= Work to do =
In the entries below, quote word for word the stretch from the line containing "decompose this screenshot" through the line containing "paragraph-intro: Figure 4-6", including both of those lines.

= Supplied information =
[BEGIN]

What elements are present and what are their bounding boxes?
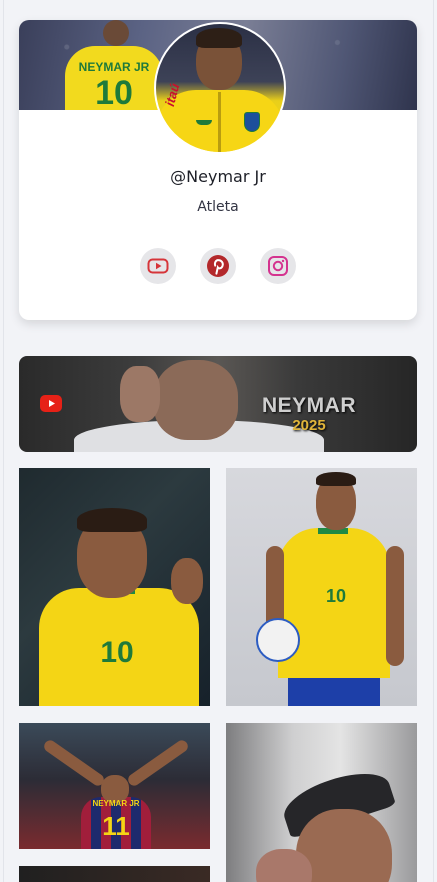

[END]
[BEGIN]

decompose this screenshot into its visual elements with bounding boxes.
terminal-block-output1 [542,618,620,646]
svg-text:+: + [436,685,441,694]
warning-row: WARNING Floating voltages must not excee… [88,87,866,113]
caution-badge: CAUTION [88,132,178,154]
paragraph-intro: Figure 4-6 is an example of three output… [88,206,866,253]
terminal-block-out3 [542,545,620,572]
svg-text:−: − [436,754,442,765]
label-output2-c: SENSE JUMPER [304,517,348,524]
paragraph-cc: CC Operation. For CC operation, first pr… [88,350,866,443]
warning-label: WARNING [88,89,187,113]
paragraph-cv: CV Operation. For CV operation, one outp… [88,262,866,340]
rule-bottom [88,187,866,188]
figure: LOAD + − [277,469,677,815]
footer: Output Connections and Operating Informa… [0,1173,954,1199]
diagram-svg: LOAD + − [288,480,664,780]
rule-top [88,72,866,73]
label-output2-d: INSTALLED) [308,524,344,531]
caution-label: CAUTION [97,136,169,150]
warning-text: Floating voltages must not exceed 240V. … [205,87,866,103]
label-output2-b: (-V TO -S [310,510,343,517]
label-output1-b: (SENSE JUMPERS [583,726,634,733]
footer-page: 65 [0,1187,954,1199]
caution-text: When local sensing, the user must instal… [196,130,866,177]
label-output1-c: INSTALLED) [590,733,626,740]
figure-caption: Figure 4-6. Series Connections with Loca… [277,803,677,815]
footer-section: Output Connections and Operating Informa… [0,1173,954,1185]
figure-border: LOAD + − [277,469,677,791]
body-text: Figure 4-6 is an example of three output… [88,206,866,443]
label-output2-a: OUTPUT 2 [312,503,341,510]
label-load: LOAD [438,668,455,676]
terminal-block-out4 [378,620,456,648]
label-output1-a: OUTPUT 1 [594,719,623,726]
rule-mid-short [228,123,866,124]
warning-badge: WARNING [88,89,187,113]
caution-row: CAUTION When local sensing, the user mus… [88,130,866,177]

[END]

= Answer for the task =
decompose this screenshot into its visual elements with bounding boxes.
terminal-block-output1 [542,618,620,646]
svg-text:+: + [436,685,441,694]
warning-row: WARNING Floating voltages must not excee… [88,87,866,113]
caution-badge: CAUTION [88,132,178,154]
paragraph-intro: Figure 4-6 is an example of three output… [88,206,866,253]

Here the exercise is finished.